- Records from a collection:
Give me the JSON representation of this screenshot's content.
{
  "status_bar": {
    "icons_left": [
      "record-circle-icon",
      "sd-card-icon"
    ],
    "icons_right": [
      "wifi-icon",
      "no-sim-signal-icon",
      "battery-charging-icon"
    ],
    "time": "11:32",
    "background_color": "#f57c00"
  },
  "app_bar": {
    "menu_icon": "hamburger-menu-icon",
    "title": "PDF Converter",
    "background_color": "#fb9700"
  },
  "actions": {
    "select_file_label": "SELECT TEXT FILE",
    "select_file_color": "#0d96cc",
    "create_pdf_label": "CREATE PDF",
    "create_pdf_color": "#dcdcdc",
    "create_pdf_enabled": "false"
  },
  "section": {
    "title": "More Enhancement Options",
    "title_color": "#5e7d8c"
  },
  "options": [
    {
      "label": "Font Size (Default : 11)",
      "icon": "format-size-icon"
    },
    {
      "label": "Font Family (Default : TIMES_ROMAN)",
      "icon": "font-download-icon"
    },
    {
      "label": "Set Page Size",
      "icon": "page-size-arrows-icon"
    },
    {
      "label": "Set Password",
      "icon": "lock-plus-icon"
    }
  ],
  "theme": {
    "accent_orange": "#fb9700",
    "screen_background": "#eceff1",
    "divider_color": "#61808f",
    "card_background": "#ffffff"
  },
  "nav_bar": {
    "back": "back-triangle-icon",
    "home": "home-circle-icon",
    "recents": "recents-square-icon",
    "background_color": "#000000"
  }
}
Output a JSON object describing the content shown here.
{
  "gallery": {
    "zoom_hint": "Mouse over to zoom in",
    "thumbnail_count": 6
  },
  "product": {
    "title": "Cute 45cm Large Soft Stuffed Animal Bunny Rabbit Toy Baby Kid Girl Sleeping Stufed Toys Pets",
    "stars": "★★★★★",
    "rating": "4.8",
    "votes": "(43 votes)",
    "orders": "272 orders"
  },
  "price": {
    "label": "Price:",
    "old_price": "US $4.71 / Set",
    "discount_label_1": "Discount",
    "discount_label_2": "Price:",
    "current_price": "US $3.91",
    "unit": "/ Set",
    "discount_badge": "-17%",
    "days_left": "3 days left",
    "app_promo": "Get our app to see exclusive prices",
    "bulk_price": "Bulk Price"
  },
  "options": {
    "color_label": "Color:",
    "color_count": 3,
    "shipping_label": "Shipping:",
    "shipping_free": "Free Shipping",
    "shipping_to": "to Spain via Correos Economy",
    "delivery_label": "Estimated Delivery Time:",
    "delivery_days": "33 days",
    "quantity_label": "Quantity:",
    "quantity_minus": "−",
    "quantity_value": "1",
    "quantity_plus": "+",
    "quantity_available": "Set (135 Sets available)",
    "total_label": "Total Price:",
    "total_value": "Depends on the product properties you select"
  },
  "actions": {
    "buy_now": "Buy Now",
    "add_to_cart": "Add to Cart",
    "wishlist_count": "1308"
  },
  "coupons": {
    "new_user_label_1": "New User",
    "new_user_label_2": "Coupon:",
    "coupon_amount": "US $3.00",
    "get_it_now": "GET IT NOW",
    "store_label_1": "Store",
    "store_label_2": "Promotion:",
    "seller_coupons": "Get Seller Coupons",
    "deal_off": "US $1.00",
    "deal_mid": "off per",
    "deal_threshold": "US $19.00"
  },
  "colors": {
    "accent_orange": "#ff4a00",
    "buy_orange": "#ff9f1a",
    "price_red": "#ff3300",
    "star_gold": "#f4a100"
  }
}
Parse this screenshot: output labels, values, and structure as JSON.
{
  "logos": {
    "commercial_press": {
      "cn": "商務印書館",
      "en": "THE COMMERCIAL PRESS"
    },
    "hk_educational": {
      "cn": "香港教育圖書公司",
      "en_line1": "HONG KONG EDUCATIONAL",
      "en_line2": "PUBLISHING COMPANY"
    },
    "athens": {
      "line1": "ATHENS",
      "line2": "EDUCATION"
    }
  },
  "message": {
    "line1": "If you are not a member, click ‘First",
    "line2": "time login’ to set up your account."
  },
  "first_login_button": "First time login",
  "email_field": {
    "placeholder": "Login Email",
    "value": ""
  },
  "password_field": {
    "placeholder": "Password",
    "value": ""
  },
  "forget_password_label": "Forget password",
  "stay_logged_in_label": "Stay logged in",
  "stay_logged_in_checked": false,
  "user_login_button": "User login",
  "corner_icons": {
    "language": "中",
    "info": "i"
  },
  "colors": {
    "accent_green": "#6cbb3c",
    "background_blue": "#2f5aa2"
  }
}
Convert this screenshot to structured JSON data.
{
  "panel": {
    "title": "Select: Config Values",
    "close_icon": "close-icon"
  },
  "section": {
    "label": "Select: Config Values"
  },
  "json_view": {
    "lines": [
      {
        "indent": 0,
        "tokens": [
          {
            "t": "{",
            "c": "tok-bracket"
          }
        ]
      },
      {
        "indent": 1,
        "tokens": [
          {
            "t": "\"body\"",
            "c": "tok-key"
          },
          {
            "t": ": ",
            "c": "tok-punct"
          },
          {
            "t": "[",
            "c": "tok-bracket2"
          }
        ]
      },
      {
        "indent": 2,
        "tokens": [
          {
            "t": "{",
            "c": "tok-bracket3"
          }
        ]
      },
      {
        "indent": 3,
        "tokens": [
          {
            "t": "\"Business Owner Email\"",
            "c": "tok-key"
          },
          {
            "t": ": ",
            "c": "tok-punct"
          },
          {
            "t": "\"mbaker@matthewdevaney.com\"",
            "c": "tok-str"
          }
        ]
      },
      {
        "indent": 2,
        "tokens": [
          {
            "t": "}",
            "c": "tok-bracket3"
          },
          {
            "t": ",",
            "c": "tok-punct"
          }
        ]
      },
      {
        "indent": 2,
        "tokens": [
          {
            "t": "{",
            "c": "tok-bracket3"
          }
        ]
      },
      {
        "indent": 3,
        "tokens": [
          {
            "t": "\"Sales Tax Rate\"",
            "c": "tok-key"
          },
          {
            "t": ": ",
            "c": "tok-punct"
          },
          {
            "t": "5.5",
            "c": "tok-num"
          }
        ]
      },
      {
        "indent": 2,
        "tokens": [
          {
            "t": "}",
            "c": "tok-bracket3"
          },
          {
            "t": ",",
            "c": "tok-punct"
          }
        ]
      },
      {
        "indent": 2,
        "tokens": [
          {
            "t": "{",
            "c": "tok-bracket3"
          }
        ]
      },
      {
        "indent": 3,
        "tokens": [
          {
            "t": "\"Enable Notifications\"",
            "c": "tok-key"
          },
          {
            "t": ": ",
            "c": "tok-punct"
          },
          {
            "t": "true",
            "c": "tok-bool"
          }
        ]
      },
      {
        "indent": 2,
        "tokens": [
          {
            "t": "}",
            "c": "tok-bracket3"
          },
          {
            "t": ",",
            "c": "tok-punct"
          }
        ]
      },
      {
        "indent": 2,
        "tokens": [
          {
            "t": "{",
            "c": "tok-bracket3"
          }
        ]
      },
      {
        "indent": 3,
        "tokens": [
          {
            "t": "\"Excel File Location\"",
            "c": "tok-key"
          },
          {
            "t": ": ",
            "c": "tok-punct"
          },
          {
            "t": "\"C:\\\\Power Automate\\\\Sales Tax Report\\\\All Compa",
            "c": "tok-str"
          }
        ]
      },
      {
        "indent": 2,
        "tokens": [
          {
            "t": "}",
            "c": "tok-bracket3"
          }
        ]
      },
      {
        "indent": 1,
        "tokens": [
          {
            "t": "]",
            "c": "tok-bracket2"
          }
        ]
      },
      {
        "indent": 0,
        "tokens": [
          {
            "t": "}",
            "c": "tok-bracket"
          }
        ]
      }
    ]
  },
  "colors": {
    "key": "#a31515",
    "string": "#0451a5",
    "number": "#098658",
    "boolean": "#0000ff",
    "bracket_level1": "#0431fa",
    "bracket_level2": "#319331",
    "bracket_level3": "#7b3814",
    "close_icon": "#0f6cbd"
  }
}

- Aim:
Note how many lines in the material hold the word "Config", and give that number with nothing added.

- Result:
2